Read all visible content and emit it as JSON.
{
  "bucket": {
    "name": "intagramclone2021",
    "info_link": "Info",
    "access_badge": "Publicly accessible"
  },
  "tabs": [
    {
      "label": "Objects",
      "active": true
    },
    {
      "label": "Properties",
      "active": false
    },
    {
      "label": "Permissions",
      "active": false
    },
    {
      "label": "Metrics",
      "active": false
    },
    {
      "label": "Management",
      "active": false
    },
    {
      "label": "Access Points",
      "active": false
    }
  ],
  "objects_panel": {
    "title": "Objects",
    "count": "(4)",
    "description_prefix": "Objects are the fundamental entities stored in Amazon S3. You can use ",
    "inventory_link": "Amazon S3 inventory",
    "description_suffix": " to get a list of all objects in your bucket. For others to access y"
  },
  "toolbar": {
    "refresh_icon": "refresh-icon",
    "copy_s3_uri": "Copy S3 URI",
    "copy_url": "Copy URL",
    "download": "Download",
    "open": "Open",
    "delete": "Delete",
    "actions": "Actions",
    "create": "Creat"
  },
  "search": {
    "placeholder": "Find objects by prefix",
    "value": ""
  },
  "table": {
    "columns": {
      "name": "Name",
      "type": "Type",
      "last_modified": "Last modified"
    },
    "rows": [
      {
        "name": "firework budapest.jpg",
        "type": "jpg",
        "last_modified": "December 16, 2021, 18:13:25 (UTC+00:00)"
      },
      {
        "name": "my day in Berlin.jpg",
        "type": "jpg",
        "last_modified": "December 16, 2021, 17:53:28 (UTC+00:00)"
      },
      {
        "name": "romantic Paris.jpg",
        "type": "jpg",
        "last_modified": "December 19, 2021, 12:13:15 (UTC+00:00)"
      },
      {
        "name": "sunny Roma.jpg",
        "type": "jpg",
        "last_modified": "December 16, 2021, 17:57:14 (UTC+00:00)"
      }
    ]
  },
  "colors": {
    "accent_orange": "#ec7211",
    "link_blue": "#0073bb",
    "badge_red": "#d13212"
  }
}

TASK TO COMPLETE:
Count the lines above that contain the word "December". Give only the number.

ANSWER TO THE PROBLEM:
4